DATA IN THIS EXERCISE →
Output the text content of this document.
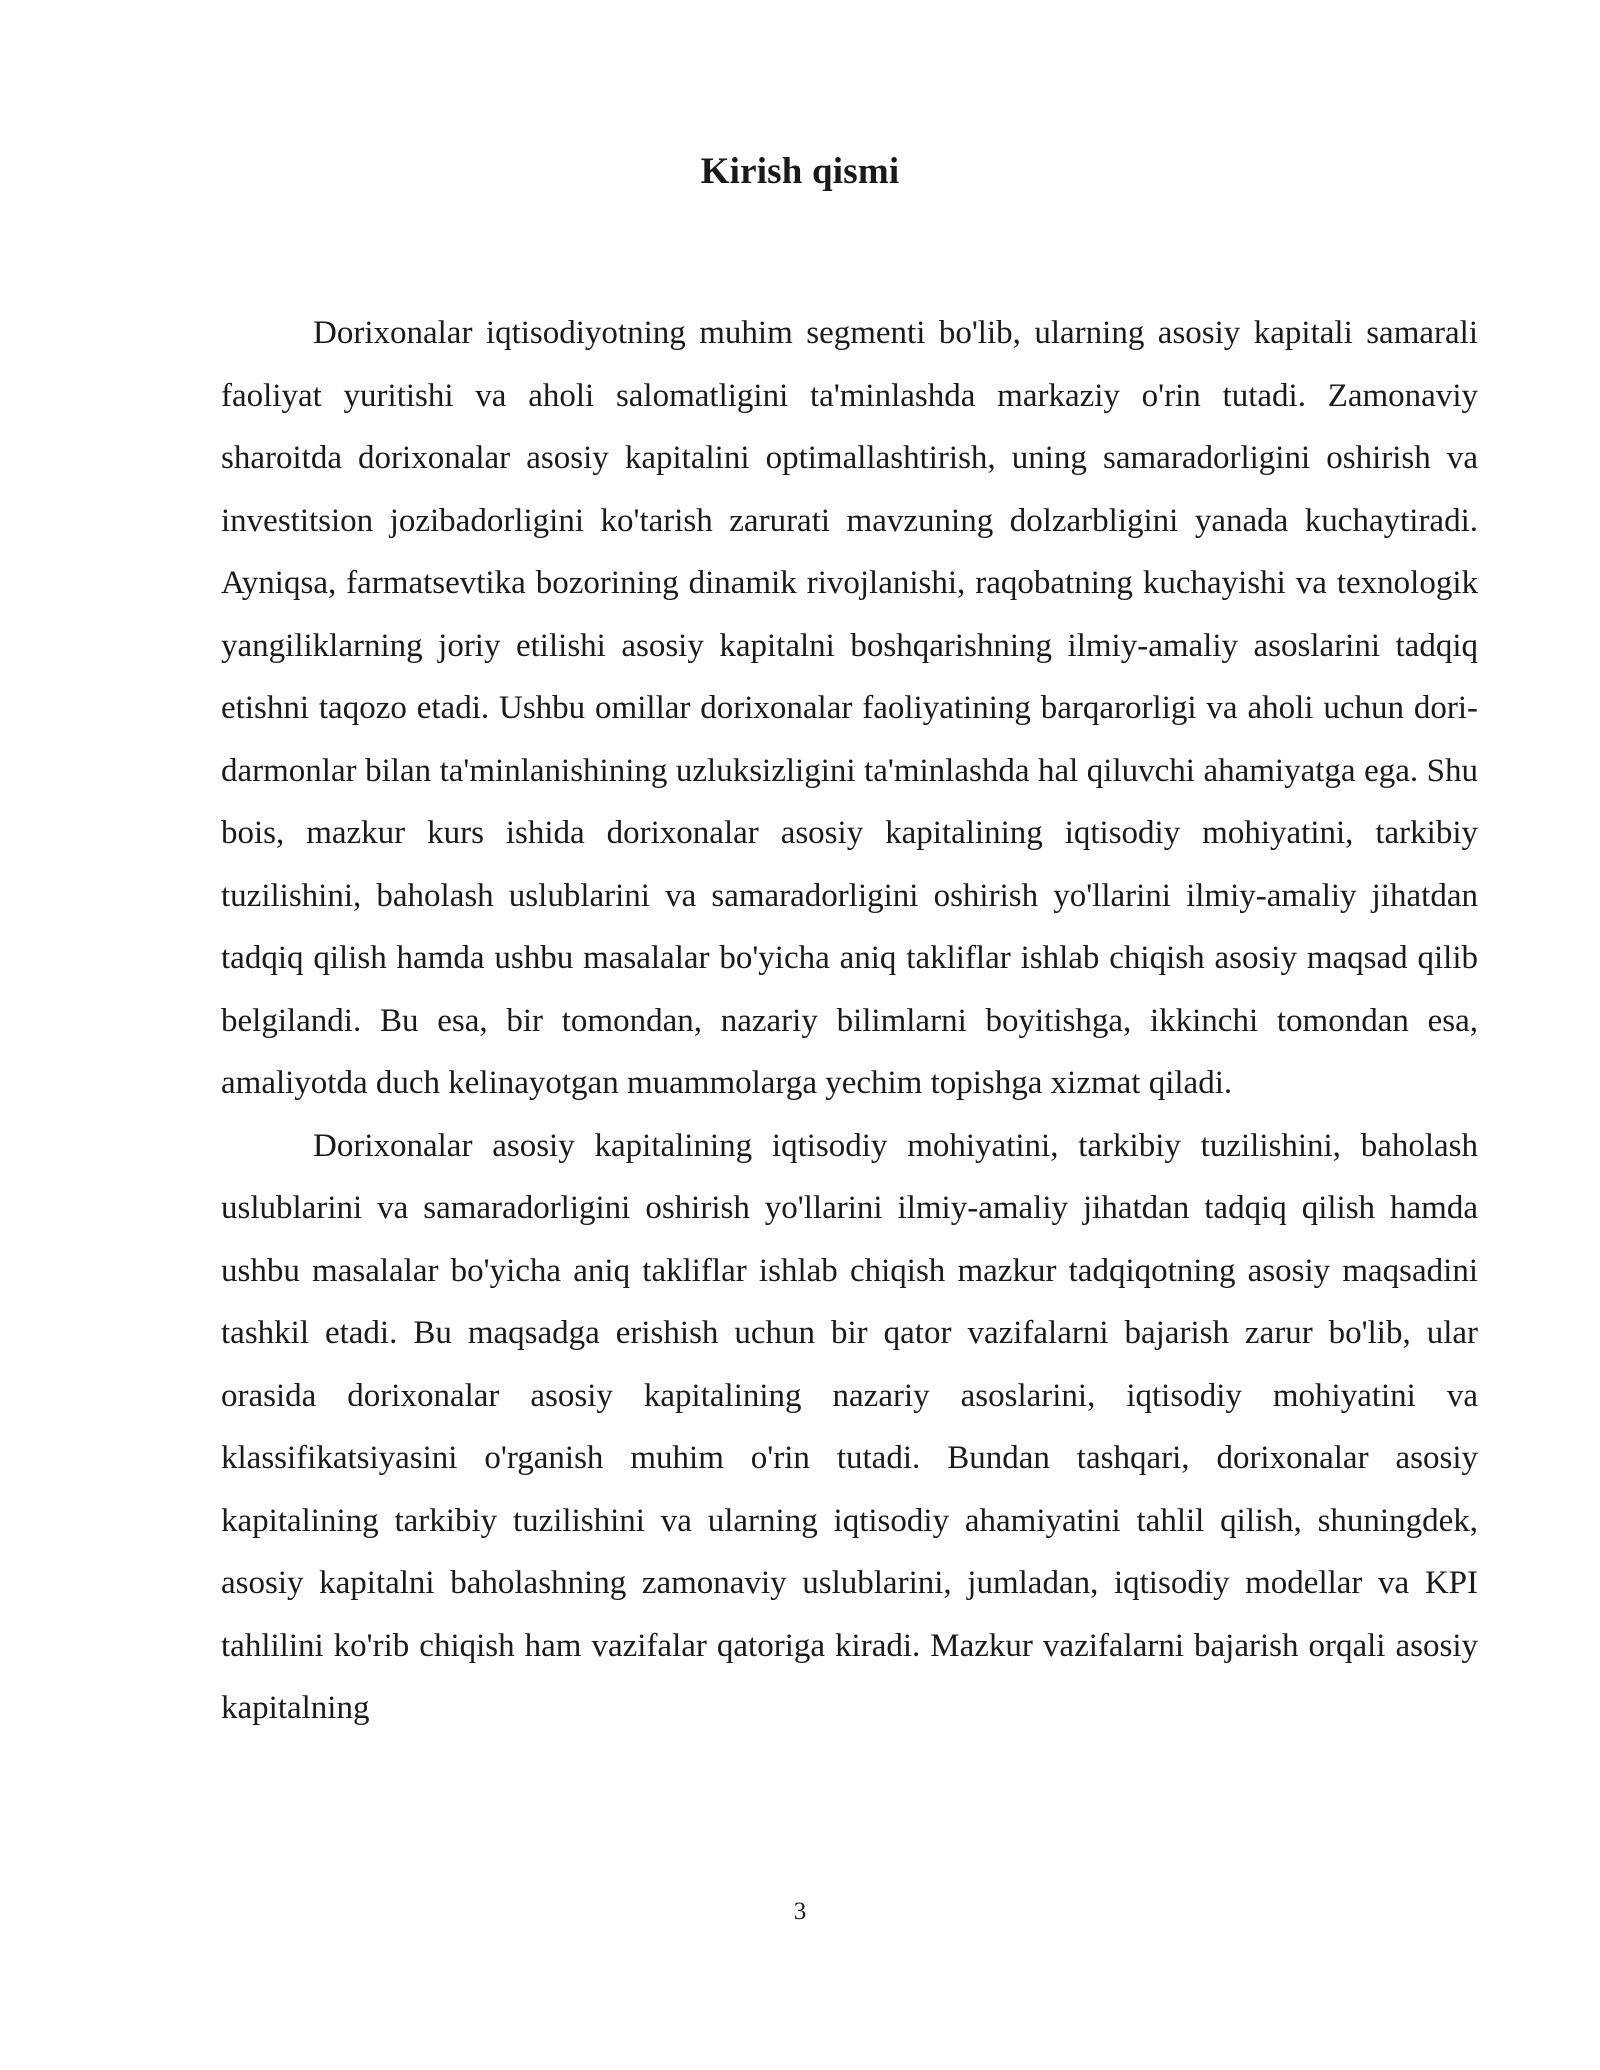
Kirish qismi

Dorixonalar iqtisodiyotning muhim segmenti bo'lib, ularning asosiy kapitali samarali faoliyat yuritishi va aholi salomatligini ta'minlashda markaziy o'rin tutadi. Zamonaviy sharoitda dorixonalar asosiy kapitalini optimallashtirish, uning samaradorligini oshirish va investitsion jozibadorligini ko'tarish zarurati mavzuning dolzarbligini yanada kuchaytiradi. Ayniqsa, farmatsevtika bozorining dinamik rivojlanishi, raqobatning kuchayishi va texnologik yangiliklarning joriy etilishi asosiy kapitalni boshqarishning ilmiy-amaliy asoslarini tadqiq etishni taqozo etadi. Ushbu omillar dorixonalar faoliyatining barqarorligi va aholi uchun dori-darmonlar bilan ta'minlanishining uzluksizligini ta'minlashda hal qiluvchi ahamiyatga ega. Shu bois, mazkur kurs ishida dorixonalar asosiy kapitalining iqtisodiy mohiyatini, tarkibiy tuzilishini, baholash uslublarini va samaradorligini oshirish yo'llarini ilmiy-amaliy jihatdan tadqiq qilish hamda ushbu masalalar bo'yicha aniq takliflar ishlab chiqish asosiy maqsad qilib belgilandi. Bu esa, bir tomondan, nazariy bilimlarni boyitishga, ikkinchi tomondan esa, amaliyotda duch kelinayotgan muammolarga yechim topishga xizmat qiladi.

Dorixonalar asosiy kapitalining iqtisodiy mohiyatini, tarkibiy tuzilishini, baholash uslublarini va samaradorligini oshirish yo'llarini ilmiy-amaliy jihatdan tadqiq qilish hamda ushbu masalalar bo'yicha aniq takliflar ishlab chiqish mazkur tadqiqotning asosiy maqsadini tashkil etadi. Bu maqsadga erishish uchun bir qator vazifalarni bajarish zarur bo'lib, ular orasida dorixonalar asosiy kapitalining nazariy asoslarini, iqtisodiy mohiyatini va klassifikatsiyasini o'rganish muhim o'rin tutadi. Bundan tashqari, dorixonalar asosiy kapitalining tarkibiy tuzilishini va ularning iqtisodiy ahamiyatini tahlil qilish, shuningdek, asosiy kapitalni baholashning zamonaviy uslublarini, jumladan, iqtisodiy modellar va KPI tahlilini ko'rib chiqish ham vazifalar qatoriga kiradi. Mazkur vazifalarni bajarish orqali asosiy kapitalning

3
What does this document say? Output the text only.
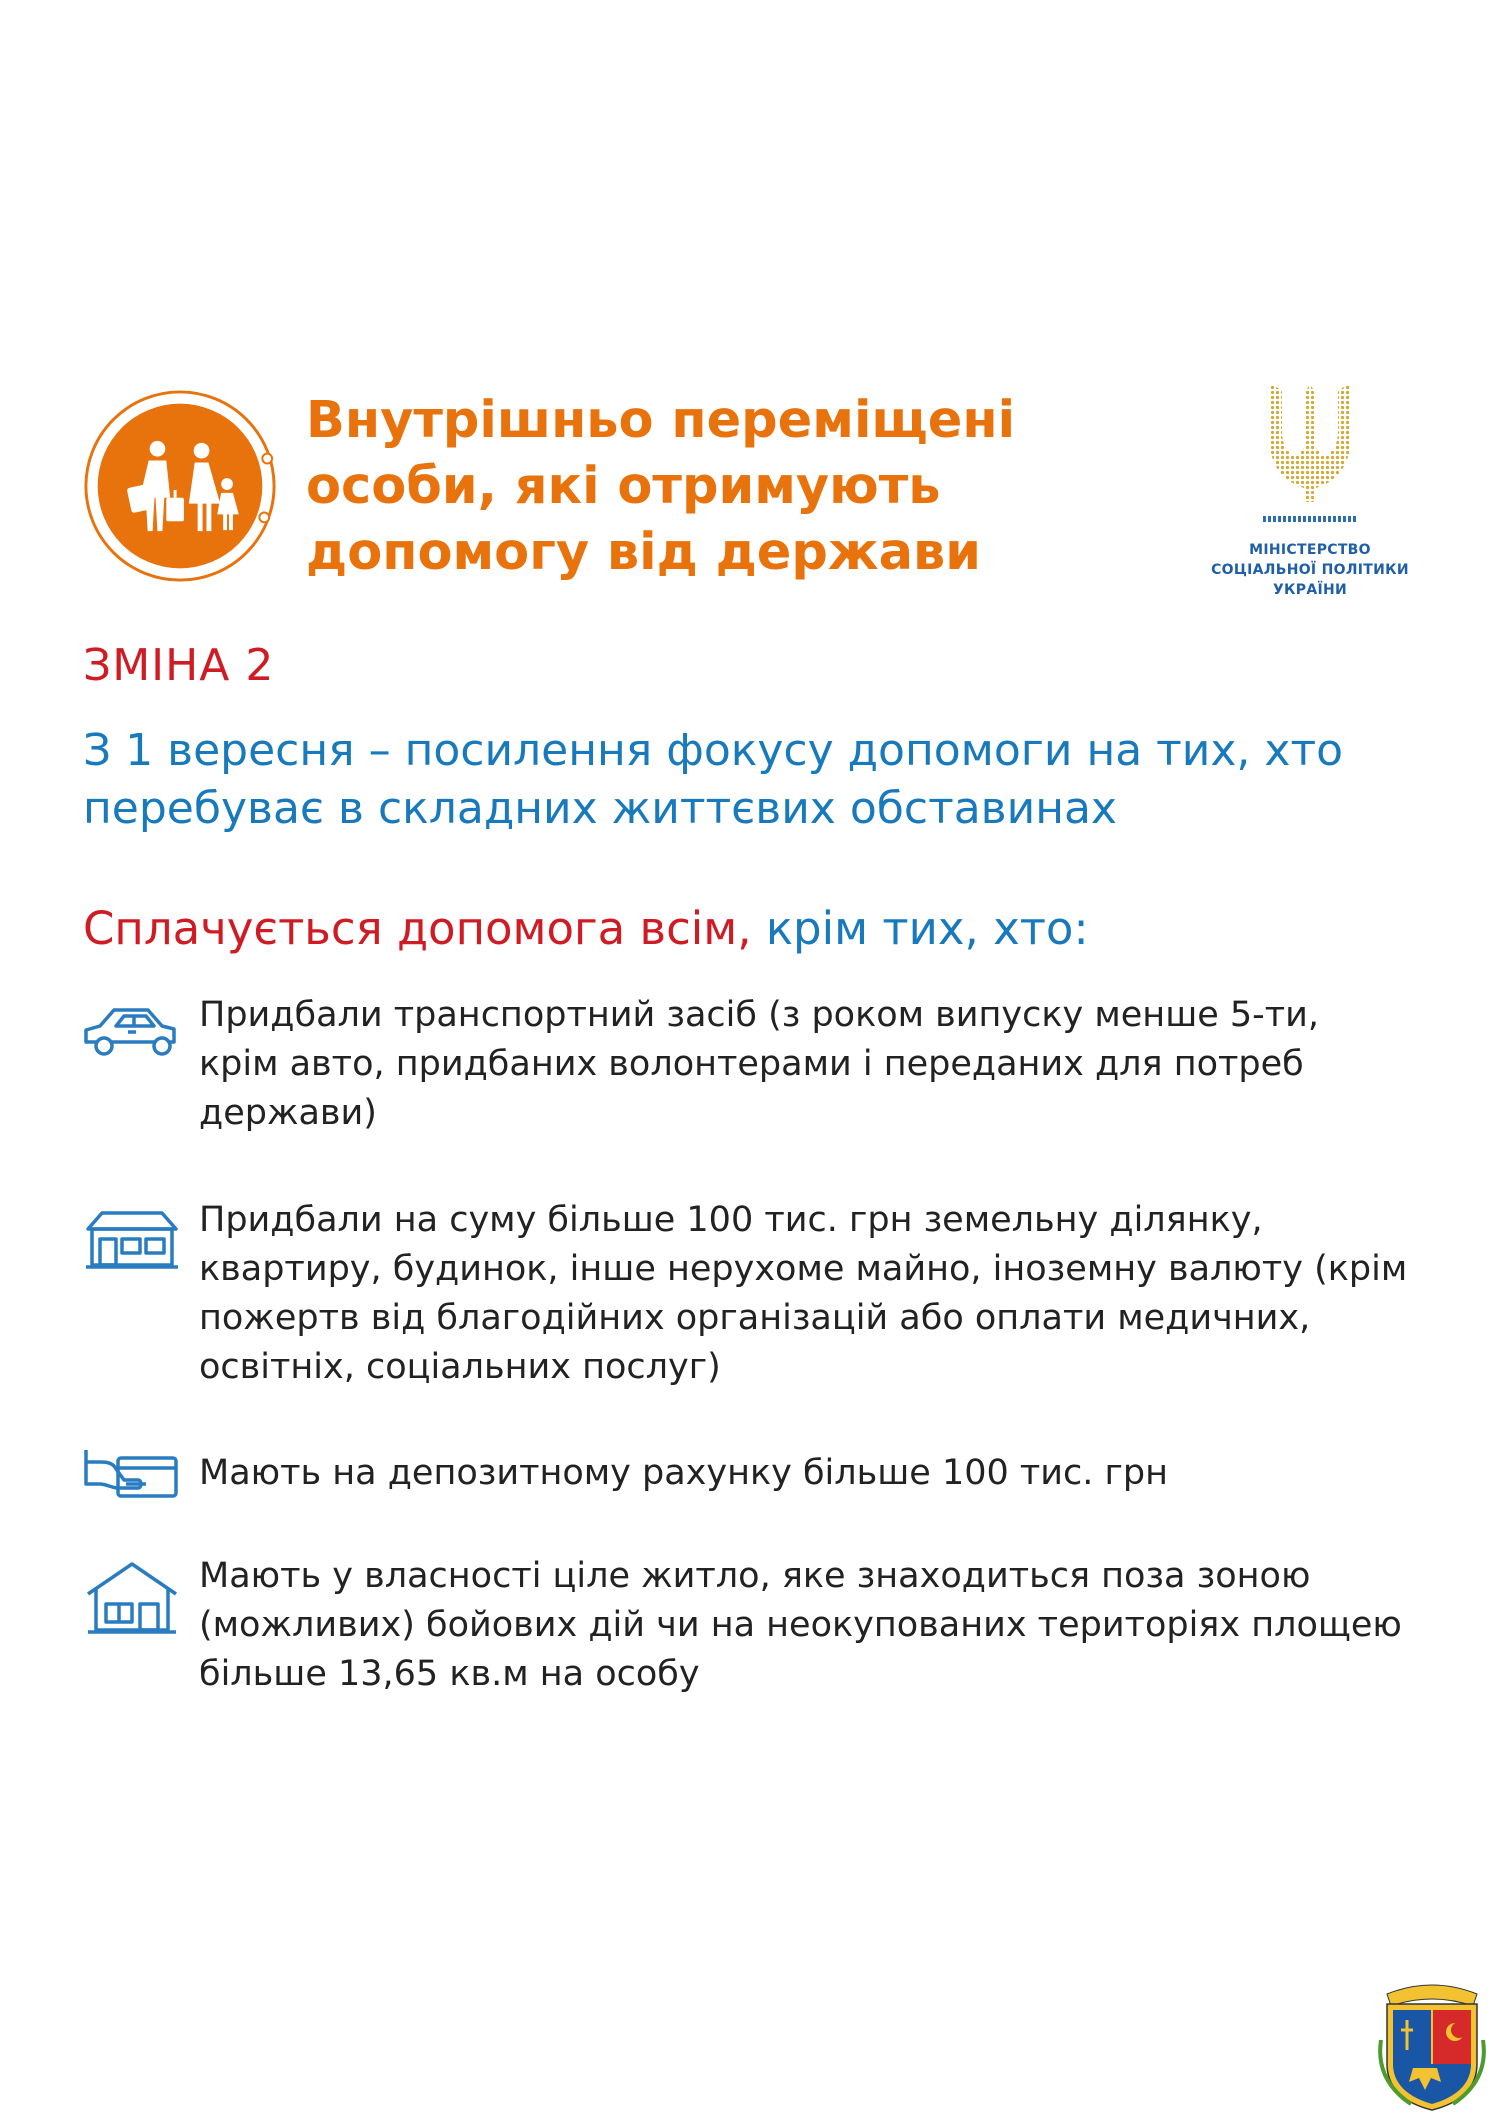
Внутрішньо переміщені особи, які отримують допомогу від держави	МІНІСТЕРСТВО
СОЦІАЛЬНОЇ ПОЛІТИКИ
УКРАЇНИ
ЗМІНА 2
З 1 вересня – посилення фокусу допомоги на тих, хто перебуває в складних життєвих обставинах
Сплачується допомога всім, крім тих, хто:
Придбали транспортний засіб (з роком випуску менше 5-ти, крім авто, придбаних волонтерами і переданих для потреб держави)
Придбали на суму більше 100 тис. грн земельну ділянку, квартиру, будинок, інше нерухоме майно, іноземну валюту (крім пожертв від благодійних організацій або оплати медичних, освітніх, соціальних послуг)
Мають на депозитному рахунку більше 100 тис. грн
Мають у власності ціле житло, яке знаходиться поза зоною (можливих) бойових дій чи на неокупованих територіях площею більше 13,65 кв.м на особу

TO BE DONE →
Above are the records. Identify each line that contains the word "document".

EXERCISE RESPONSE →
Output the text content of this document.
What does this document say? Output the text only.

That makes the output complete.